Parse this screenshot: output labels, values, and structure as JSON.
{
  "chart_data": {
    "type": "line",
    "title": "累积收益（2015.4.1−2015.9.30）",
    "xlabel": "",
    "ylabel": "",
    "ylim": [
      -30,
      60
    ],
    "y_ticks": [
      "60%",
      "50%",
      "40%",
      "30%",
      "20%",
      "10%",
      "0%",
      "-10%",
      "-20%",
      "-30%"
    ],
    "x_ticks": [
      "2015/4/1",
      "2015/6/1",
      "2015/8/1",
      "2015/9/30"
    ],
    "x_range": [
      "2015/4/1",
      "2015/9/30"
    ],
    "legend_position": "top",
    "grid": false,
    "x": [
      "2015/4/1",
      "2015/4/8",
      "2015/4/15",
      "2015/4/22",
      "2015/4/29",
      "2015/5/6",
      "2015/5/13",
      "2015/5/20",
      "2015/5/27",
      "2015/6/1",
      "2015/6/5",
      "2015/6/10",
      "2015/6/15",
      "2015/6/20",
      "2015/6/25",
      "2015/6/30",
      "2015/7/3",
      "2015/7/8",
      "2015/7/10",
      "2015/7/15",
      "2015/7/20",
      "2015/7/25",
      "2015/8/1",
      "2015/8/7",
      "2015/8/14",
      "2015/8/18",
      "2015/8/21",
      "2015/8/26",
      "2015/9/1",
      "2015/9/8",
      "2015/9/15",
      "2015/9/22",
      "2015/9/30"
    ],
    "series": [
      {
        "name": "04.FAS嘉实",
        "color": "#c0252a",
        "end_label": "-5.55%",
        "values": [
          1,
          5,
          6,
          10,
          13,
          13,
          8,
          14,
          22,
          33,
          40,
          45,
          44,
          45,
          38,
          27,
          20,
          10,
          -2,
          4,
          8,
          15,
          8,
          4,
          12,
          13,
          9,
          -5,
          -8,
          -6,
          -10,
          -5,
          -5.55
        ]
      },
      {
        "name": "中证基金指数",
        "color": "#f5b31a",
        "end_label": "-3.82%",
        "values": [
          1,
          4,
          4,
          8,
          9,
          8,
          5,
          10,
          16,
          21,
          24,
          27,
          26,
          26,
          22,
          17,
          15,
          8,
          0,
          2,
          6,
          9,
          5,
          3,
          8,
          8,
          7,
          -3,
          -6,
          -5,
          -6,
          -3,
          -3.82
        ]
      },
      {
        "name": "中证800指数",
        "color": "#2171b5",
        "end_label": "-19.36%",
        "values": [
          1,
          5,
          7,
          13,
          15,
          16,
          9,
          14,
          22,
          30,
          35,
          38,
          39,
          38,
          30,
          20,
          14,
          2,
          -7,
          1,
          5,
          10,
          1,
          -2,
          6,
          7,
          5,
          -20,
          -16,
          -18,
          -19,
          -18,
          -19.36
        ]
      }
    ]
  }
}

#### [WORK TO BE COMPLETED]
Pull out every line of the records above that contains the word "color".

#### [TASK RESULT]
        "color": "#c0252a",
        "color": "#f5b31a",
        "color": "#2171b5",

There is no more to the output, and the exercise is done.